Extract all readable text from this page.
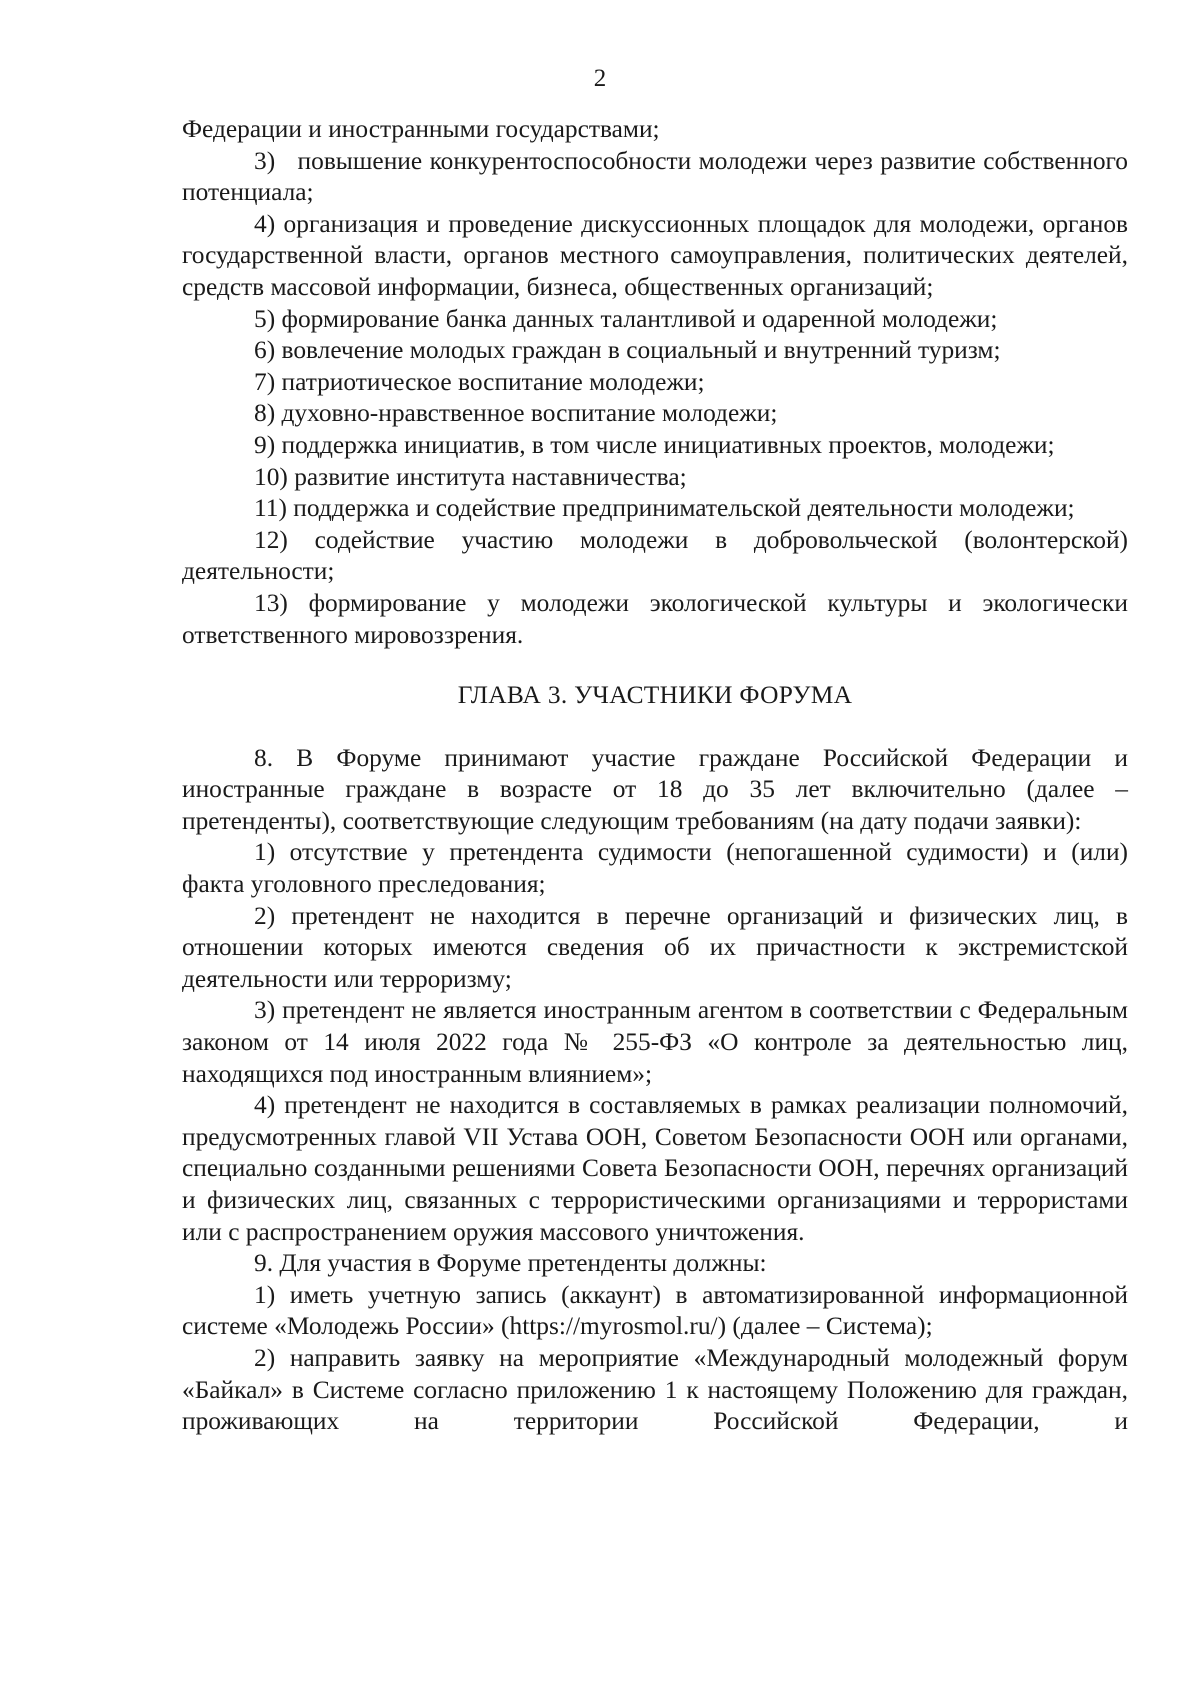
2

Федерации и иностранными государствами;

3)   повышение конкурентоспособности молодежи через развитие собственного потенциала;

4) организация и проведение дискуссионных площадок для молодежи, органов государственной власти, органов местного самоуправления, политических деятелей, средств массовой информации, бизнеса, общественных организаций;

5) формирование банка данных талантливой и одаренной молодежи;

6) вовлечение молодых граждан в социальный и внутренний туризм;

7) патриотическое воспитание молодежи;

8) духовно-нравственное воспитание молодежи;

9) поддержка инициатив, в том числе инициативных проектов, молодежи;

10) развитие института наставничества;

11) поддержка и содействие предпринимательской деятельности молодежи;

12) содействие участию молодежи в добровольческой (волонтерской) деятельности;

13) формирование у молодежи экологической культуры и экологически ответственного мировоззрения.

ГЛАВА 3. УЧАСТНИКИ ФОРУМА

8. В Форуме принимают участие граждане Российской Федерации и иностранные граждане в возрасте от 18 до 35 лет включительно (далее – претенденты), соответствующие следующим требованиям (на дату подачи заявки):

1) отсутствие у претендента судимости (непогашенной судимости) и (или) факта уголовного преследования;

2) претендент не находится в перечне организаций и физических лиц, в отношении которых имеются сведения об их причастности к экстремистской деятельности или терроризму;

3) претендент не является иностранным агентом в соответствии с Федеральным законом от 14 июля 2022 года № 255-ФЗ «О контроле за деятельностью лиц, находящихся под иностранным влиянием»;

4) претендент не находится в составляемых в рамках реализации полномочий, предусмотренных главой VII Устава ООН, Советом Безопасности ООН или органами, специально созданными решениями Совета Безопасности ООН, перечнях организаций и физических лиц, связанных с террористическими организациями и террористами или с распространением оружия массового уничтожения.

9. Для участия в Форуме претенденты должны:

1) иметь учетную запись (аккаунт) в автоматизированной информационной системе «Молодежь России» (https://myrosmol.ru/) (далее – Система);

2) направить заявку на мероприятие «Международный молодежный форум «Байкал» в Системе согласно приложению 1 к настоящему Положению для граждан, проживающих на территории Российской Федерации, и
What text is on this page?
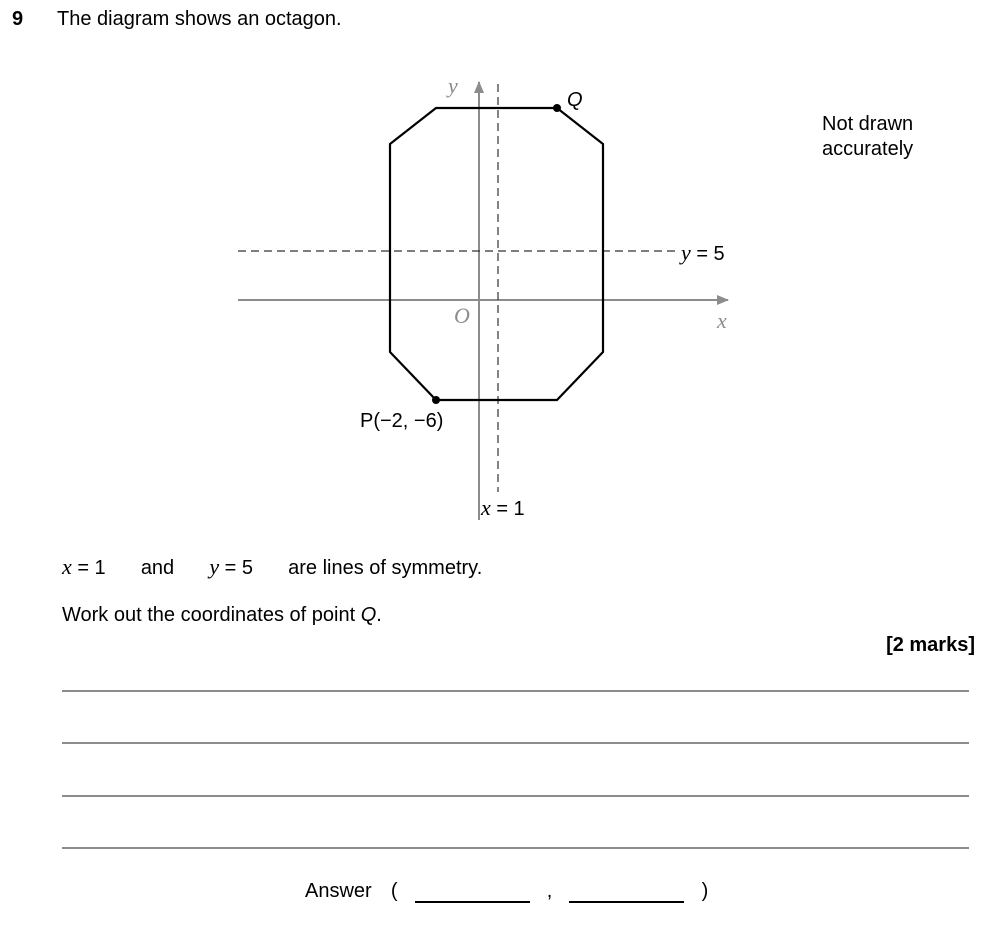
9 The diagram shows an octagon.
Not drawn
accurately
y
x
O
Q
P(−2, −6)
y = 5
x = 1
x = 1 and y = 5 are lines of symmetry.
Work out the coordinates of point Q.
[2 marks]
Answer (	,	)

| DIRECTIVE |
From the entries above, copy out every line where the string "поддержка" appears.

| WORKED ANSWER |
9) поддержка инициатив, в том числе инициативных проектов, молодежи;
11) поддержка и содействие предпринимательской деятельности молодежи;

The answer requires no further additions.